> [Aim of the task]:
Find the lines that contain the word "ahamiyati" and copy each one.

> [Dataset rows]:
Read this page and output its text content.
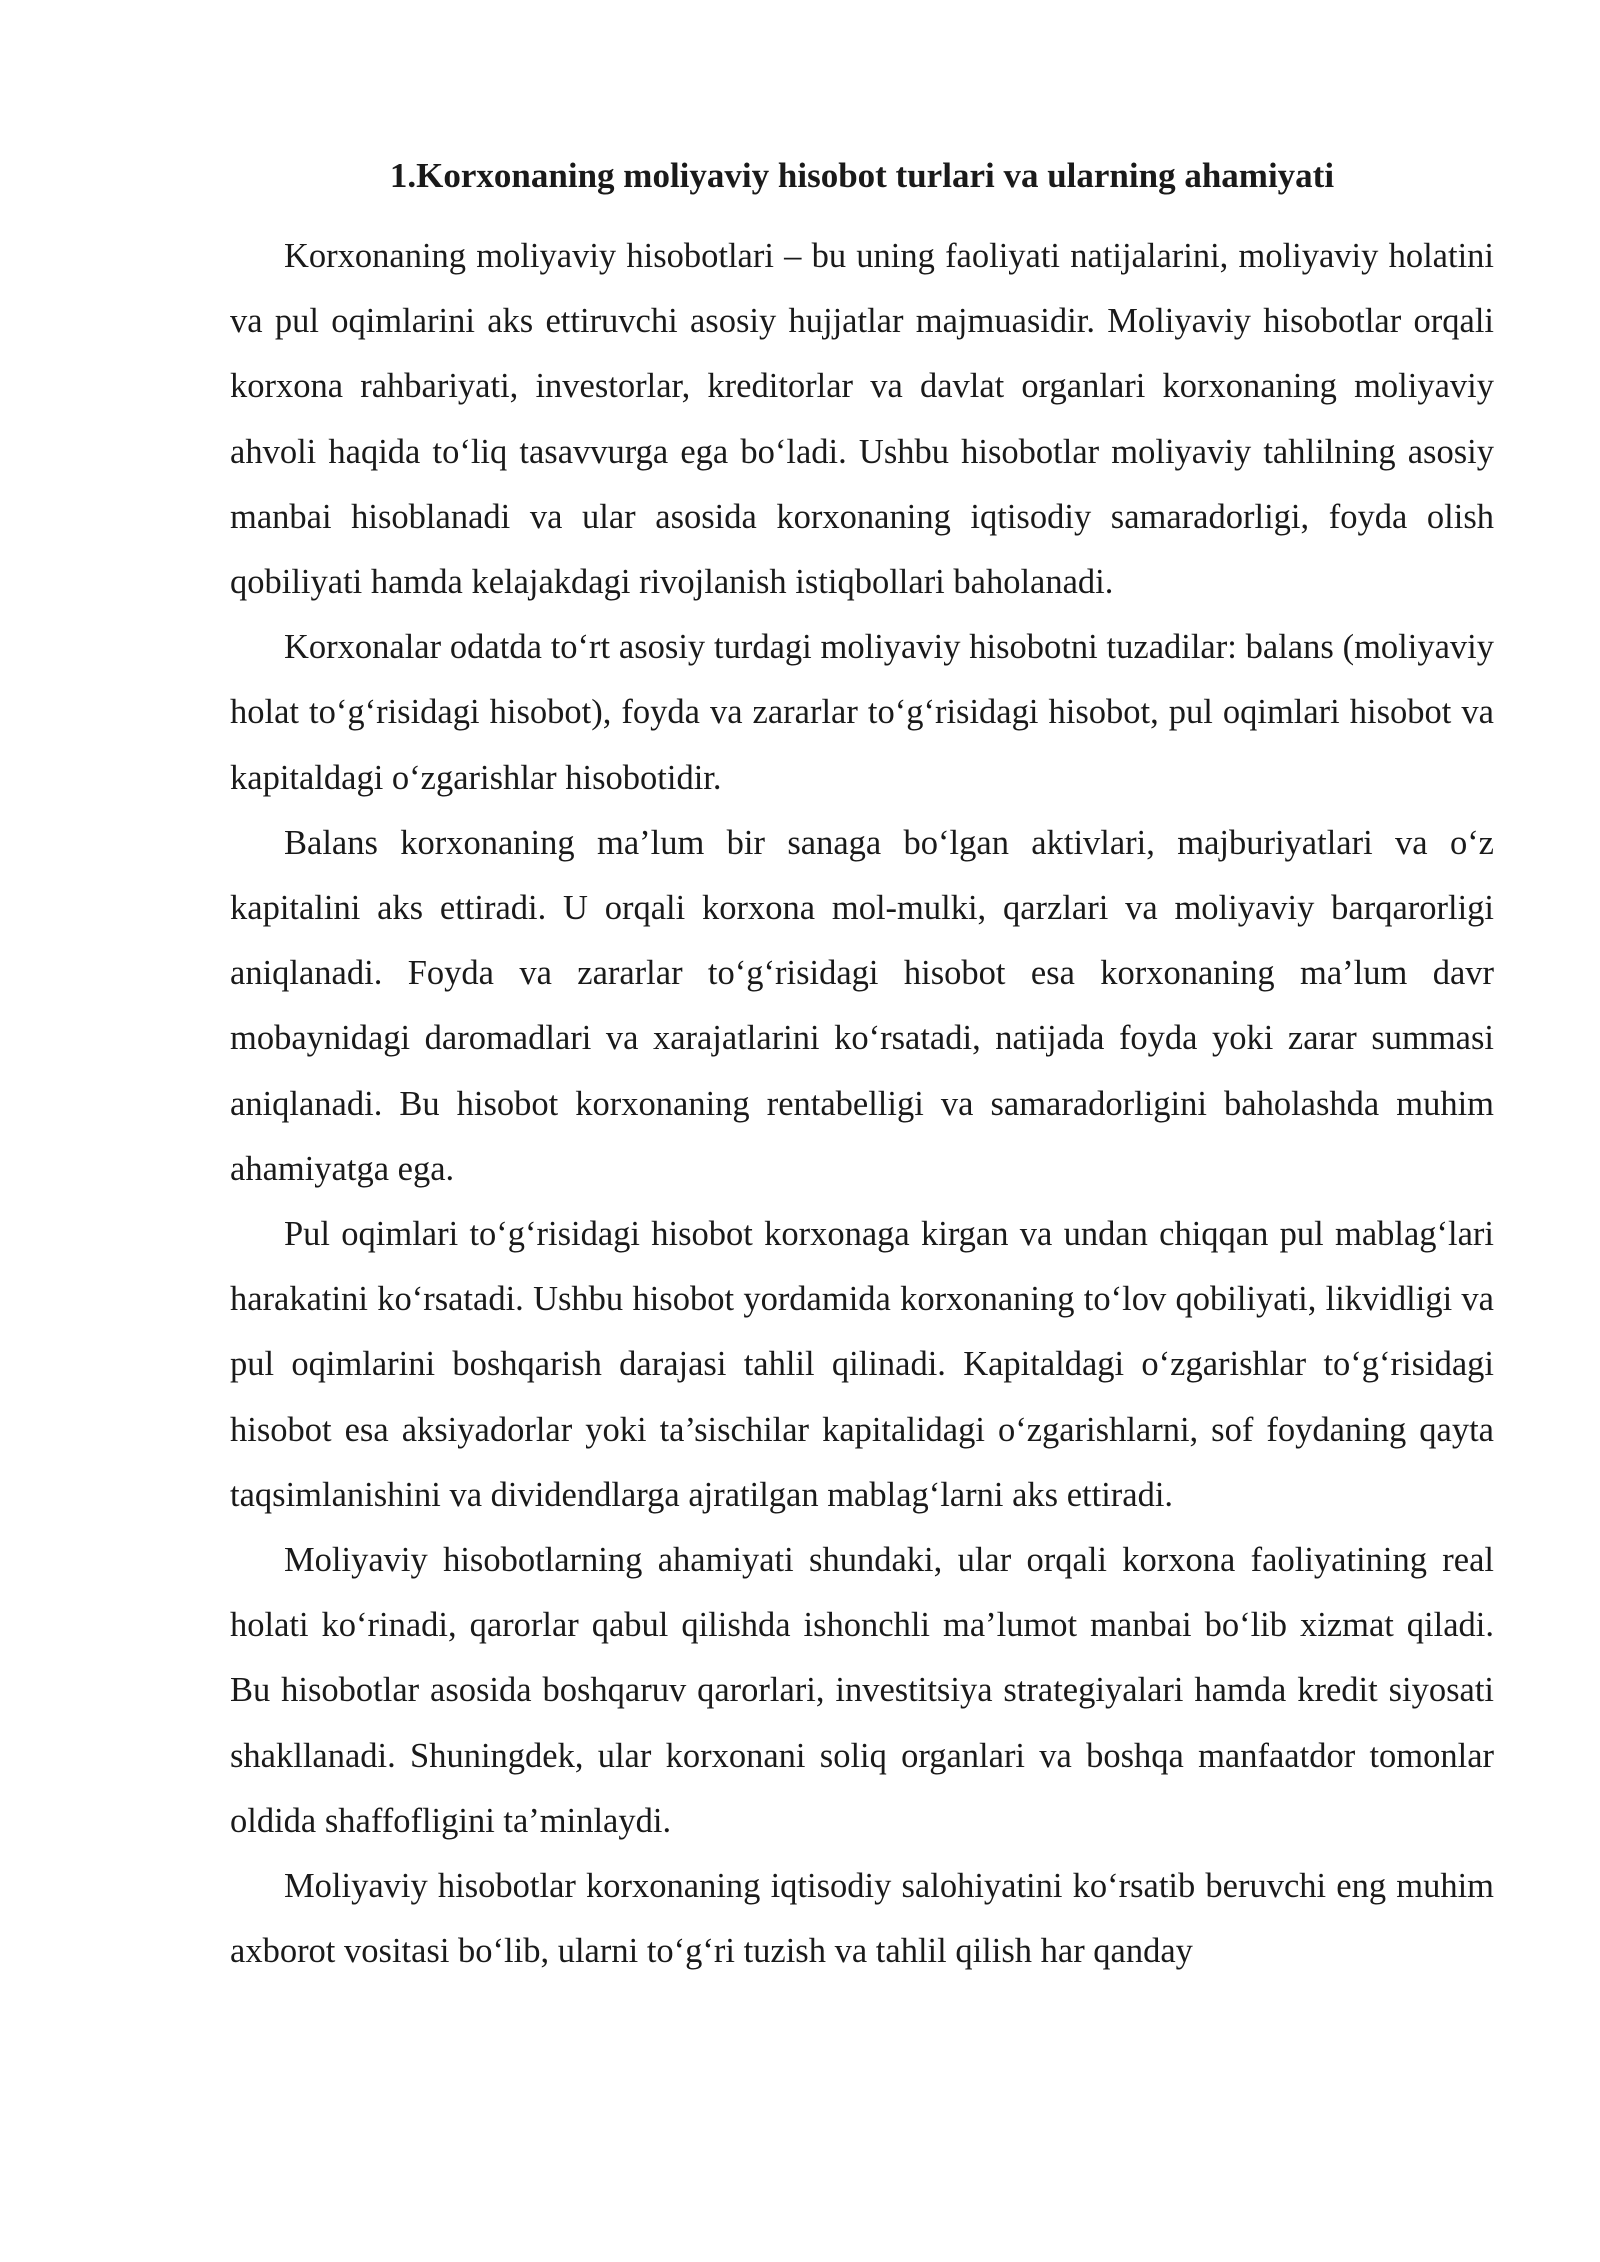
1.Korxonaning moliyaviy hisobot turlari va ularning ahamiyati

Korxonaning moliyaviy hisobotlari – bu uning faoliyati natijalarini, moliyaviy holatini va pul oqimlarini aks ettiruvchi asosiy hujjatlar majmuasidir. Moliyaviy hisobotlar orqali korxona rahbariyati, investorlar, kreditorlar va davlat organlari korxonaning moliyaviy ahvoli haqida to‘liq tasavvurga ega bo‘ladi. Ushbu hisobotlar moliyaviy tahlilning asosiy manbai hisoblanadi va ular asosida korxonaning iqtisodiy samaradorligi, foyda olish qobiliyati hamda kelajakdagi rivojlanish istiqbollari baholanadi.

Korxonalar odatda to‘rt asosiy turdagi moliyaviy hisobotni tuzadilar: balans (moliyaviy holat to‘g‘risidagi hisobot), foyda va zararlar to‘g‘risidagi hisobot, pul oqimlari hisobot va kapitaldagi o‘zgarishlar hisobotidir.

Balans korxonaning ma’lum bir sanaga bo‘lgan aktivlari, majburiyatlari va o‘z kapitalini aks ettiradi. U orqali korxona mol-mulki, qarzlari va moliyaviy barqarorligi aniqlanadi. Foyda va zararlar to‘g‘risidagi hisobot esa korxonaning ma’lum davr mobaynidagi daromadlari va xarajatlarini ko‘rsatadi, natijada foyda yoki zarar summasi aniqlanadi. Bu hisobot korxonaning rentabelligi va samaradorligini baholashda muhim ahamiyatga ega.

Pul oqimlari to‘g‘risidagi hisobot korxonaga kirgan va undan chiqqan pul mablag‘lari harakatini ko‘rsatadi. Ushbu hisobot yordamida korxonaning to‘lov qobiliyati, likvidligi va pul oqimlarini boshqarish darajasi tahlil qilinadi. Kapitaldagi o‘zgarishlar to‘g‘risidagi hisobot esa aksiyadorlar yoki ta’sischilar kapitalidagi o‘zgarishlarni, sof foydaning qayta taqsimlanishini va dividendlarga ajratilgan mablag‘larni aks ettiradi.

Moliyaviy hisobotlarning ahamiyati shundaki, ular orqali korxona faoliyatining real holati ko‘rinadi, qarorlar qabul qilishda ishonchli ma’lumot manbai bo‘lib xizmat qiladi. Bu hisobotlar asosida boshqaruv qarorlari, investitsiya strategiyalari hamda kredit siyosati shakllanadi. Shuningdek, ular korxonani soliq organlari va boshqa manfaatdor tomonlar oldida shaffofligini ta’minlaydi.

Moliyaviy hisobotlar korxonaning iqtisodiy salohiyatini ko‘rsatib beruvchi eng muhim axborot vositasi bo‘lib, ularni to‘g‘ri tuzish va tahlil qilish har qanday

* * *

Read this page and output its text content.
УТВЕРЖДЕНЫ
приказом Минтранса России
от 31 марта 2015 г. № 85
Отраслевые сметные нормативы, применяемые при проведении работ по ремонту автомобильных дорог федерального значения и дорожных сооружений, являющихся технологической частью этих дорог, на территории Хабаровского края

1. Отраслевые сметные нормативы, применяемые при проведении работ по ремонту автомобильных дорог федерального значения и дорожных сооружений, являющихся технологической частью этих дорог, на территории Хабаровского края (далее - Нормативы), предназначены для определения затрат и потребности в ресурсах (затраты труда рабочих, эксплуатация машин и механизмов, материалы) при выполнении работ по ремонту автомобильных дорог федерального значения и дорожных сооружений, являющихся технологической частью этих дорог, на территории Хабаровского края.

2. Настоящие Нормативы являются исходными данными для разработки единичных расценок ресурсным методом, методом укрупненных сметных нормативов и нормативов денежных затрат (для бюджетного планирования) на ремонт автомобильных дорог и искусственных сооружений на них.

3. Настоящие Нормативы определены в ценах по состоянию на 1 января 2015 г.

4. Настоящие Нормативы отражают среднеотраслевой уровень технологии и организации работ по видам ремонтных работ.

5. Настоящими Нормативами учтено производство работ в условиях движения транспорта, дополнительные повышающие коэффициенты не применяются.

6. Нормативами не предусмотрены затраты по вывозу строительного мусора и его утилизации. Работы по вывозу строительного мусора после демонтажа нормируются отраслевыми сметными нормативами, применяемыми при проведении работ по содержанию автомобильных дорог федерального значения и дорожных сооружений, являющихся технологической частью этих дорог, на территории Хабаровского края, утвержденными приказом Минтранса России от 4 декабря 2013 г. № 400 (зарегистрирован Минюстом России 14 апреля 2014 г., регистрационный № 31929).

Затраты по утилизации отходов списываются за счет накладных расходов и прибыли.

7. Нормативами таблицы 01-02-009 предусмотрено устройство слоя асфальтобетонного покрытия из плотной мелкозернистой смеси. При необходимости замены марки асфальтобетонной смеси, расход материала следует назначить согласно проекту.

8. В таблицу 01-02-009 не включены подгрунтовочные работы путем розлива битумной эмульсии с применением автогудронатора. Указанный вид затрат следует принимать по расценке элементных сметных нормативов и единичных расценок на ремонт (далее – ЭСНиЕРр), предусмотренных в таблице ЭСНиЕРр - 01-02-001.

> [Full response]:
1.Korxonaning moliyaviy hisobot turlari va ularning ahamiyati
Moliyaviy hisobotlarning ahamiyati shundaki, ular orqali korxona faoliyatining real holati ko‘rinadi, qarorlar qabul qilishda ishonchli ma’lumot manbai bo‘lib xizmat qiladi. Bu hisobotlar asosida boshqaruv qarorlari, investitsiya strategiyalari hamda kredit siyosati shakllanadi. Shuningdek, ular korxonani soliq organlari va boshqa manfaatdor tomonlar oldida shaffofligini ta’minlaydi.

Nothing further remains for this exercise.